## TASK INSTRUCTIONS
Copy the entries below word for word, minus the pictures.

## RECORDS FOR THE EXERCISE
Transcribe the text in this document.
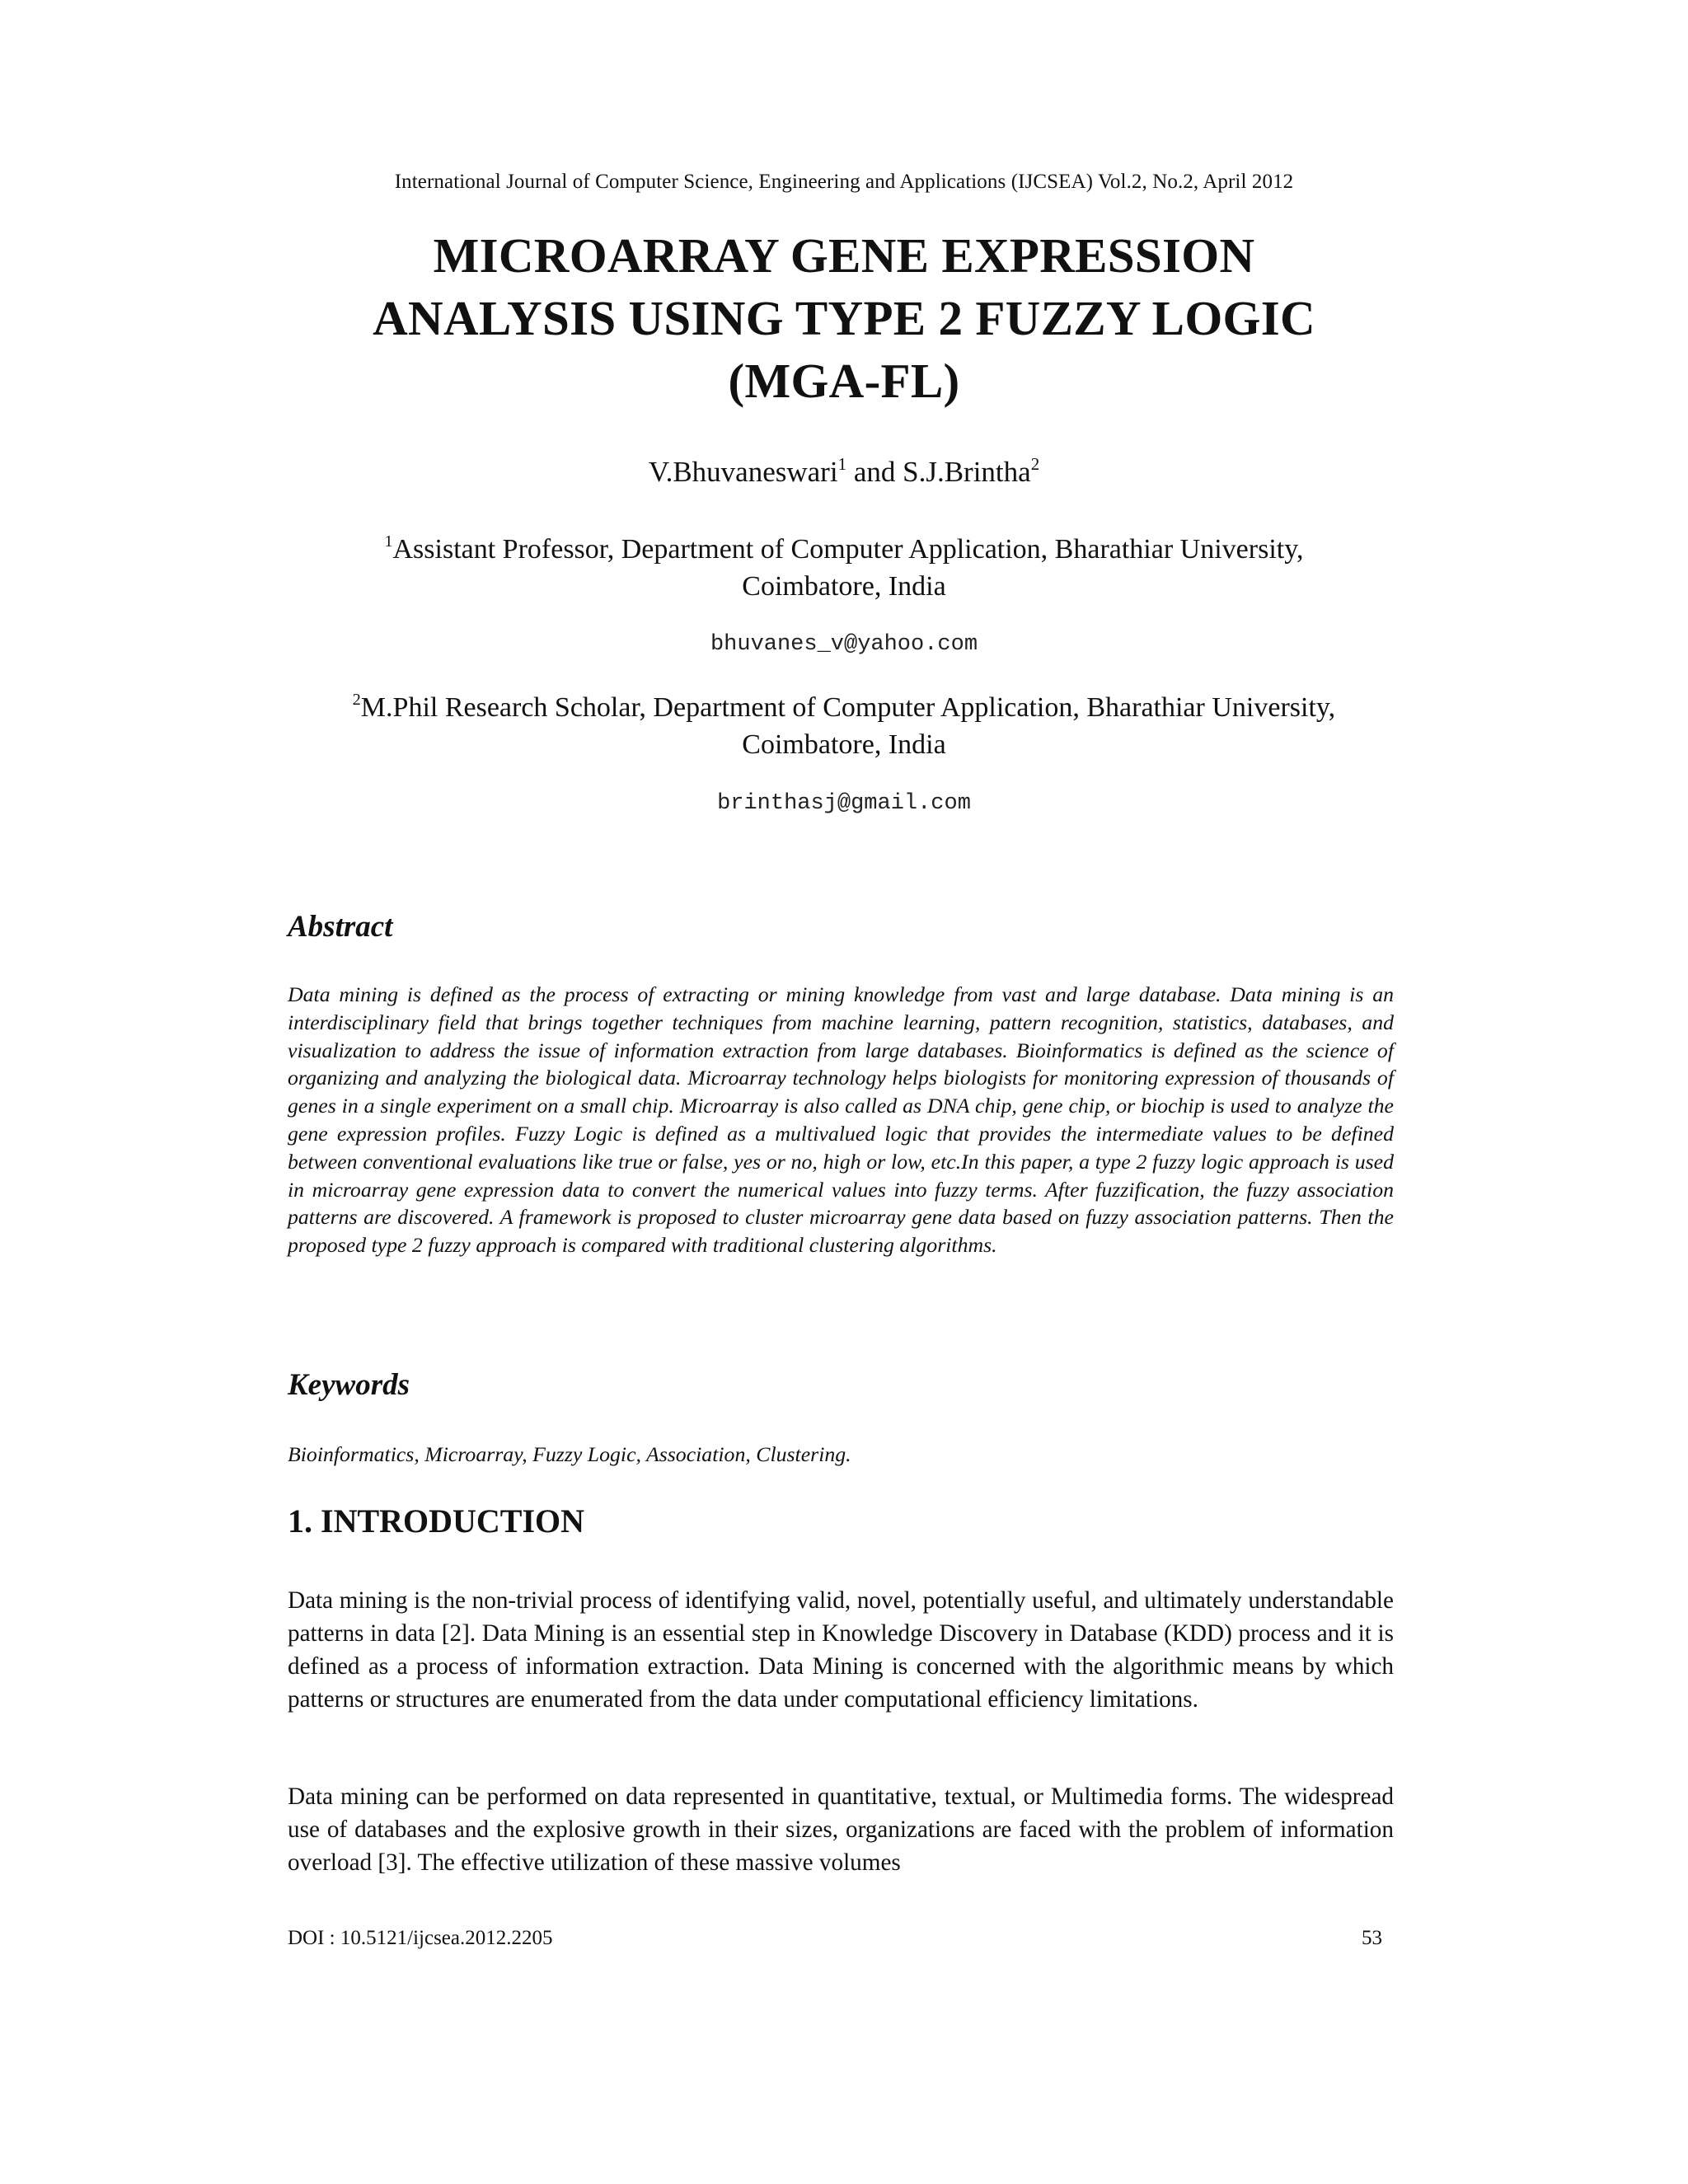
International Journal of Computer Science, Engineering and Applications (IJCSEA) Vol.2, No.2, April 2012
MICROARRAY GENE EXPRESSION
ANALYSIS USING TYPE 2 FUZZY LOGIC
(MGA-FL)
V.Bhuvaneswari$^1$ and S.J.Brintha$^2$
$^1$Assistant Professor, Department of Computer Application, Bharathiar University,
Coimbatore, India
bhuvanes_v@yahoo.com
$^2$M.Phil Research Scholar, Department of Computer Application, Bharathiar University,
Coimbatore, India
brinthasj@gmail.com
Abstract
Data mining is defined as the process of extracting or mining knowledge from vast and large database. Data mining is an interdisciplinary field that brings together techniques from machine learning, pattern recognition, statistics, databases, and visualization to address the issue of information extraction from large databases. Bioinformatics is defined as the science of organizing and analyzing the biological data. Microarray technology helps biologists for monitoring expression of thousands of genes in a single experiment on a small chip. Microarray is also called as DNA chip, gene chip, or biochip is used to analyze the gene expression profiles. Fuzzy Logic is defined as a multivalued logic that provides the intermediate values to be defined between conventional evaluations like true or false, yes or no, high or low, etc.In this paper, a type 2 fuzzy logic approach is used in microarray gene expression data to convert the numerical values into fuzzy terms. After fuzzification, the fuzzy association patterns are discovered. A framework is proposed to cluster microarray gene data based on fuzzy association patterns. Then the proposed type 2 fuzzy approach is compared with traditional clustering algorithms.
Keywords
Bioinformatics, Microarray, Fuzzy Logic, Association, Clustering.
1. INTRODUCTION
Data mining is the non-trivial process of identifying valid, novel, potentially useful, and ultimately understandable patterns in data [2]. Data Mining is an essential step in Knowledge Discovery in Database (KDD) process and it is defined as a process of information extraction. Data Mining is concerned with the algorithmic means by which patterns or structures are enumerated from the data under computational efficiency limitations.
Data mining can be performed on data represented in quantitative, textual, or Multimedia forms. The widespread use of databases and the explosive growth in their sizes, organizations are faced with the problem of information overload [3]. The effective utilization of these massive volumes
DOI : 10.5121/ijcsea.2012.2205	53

## REPLY TO THE EXERCISE
Transcribe the text in this document.
International Journal of Computer Science, Engineering and Applications (IJCSEA) Vol.2, No.2, April 2012
MICROARRAY GENE EXPRESSION
ANALYSIS USING TYPE 2 FUZZY LOGIC
(MGA-FL)
V.Bhuvaneswari$^1$ and S.J.Brintha$^2$
$^1$Assistant Professor, Department of Computer Application, Bharathiar University,
Coimbatore, India
bhuvanes_v@yahoo.com
$^2$M.Phil Research Scholar, Department of Computer Application, Bharathiar University,
Coimbatore, India
brinthasj@gmail.com
Abstract
Data mining is defined as the process of extracting or mining knowledge from vast and large database. Data mining is an interdisciplinary field that brings together techniques from machine learning, pattern recognition, statistics, databases, and visualization to address the issue of information extraction from large databases. Bioinformatics is defined as the science of organizing and analyzing the biological data. Microarray technology helps biologists for monitoring expression of thousands of genes in a single experiment on a small chip. Microarray is also called as DNA chip, gene chip, or biochip is used to analyze the gene expression profiles. Fuzzy Logic is defined as a multivalued logic that provides the intermediate values to be defined between conventional evaluations like true or false, yes or no, high or low, etc.In this paper, a type 2 fuzzy logic approach is used in microarray gene expression data to convert the numerical values into fuzzy terms. After fuzzification, the fuzzy association patterns are discovered. A framework is proposed to cluster microarray gene data based on fuzzy association patterns. Then the proposed type 2 fuzzy approach is compared with traditional clustering algorithms.
Keywords
Bioinformatics, Microarray, Fuzzy Logic, Association, Clustering.
1. INTRODUCTION
Data mining is the non-trivial process of identifying valid, novel, potentially useful, and ultimately understandable patterns in data [2]. Data Mining is an essential step in Knowledge Discovery in Database (KDD) process and it is defined as a process of information extraction. Data Mining is concerned with the algorithmic means by which patterns or structures are enumerated from the data under computational efficiency limitations.
Data mining can be performed on data represented in quantitative, textual, or Multimedia forms. The widespread use of databases and the explosive growth in their sizes, organizations are faced with the problem of information overload [3]. The effective utilization of these massive volumes
DOI : 10.5121/ijcsea.2012.2205	53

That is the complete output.